**Passage:**

On Sunday Japanese voters gave Shinzo Abe and the LDP a landslide win.
Can he revive Japan's growth prospects?
Shinzo Abe campaigned on taking
Japan back to the future. Have the nation’s voters got what they wished for
with the Liberal Democratic Party’s (LDP) stunning election victory on Sunday,
delivering the 58-year-old his second stint as leader?
For the defeated Yoshihiko Noda
of the Democratic Party of Japan (DPJ), the poll was a devastating electoral
backlash against, among other things, his push to increase the consumption tax.
Noda’s defeat is therefore reminiscent of the one that befell conservative
Ryutaro Hashimoto in 1997.
In a landslide for the party which
was ousted from power in 2009, the LDP and its likely coalition partner, New
Komeito, are expected to win a combined 325 of the lower house’s 480 seats,
providing the two-thirds “supermajority” needed to force legislation through
both houses of the Diet.
For the DPJ, the election is
likely to reduce the Party’s parliamentary seats to just 53, down from its
previous 230 seats. Noda has resigned to take responsibility for the electoral
pummeling. Meanwhile, a third force, the rightist Japan Restoration Party led
by nationalist former Tokyo governor Shintaro Ishihara, secured 54 seats, only
three less than the center-left DPJ.
Noda was forced to call an
election as part of a deal with the opposition to get through a consumption tax
hike, which will rise to 8 percent in April 2012 and 10 percent in October
2015.
The DPJ’s electoral prospects
were also damaged by party infighting, its handling of the March 2011
disasters, foreign policy rows with Japan’s neighbors and an intransigent
opposition-controlled upper house.
Abe will be installed next week
as Japan’s seventh prime minister in six years, and the first LDP leader since
its decades-long rule ended in 2009. He has vowed more government spending and
monetary expansion to drag the economy out of its deflationary downturn.

**Supplied data:**

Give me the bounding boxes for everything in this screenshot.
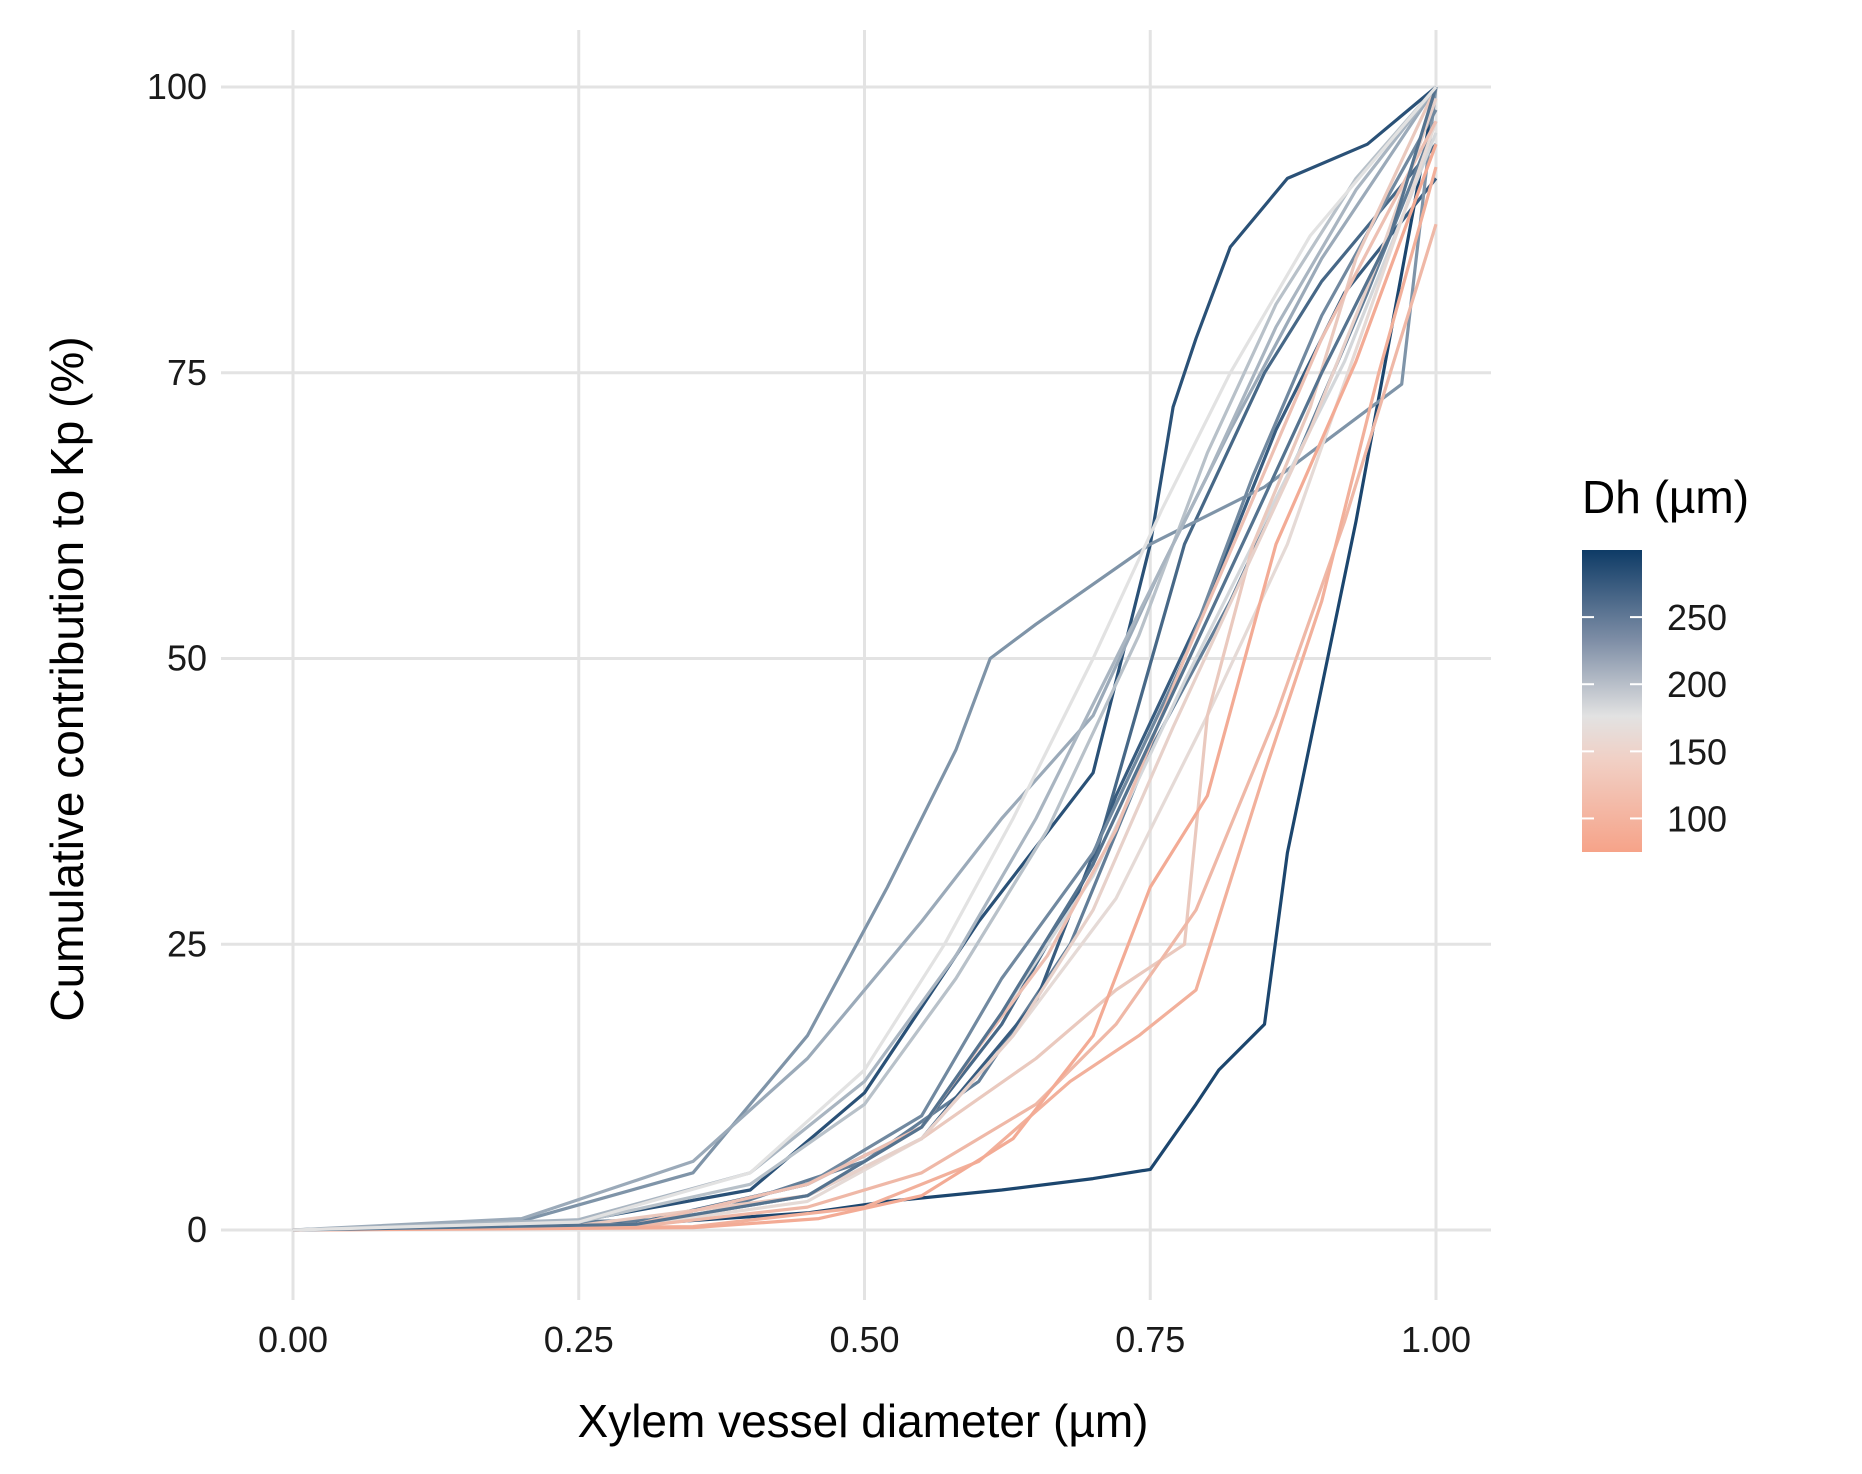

**Direction:** According to the article on Japan's election, who leads the Japan Restoration Party? The data above are separate material, unrelated to the article on Japan's election.

**The solution:** Shintaro Ishihara, the nationalist former governor of Tokyo.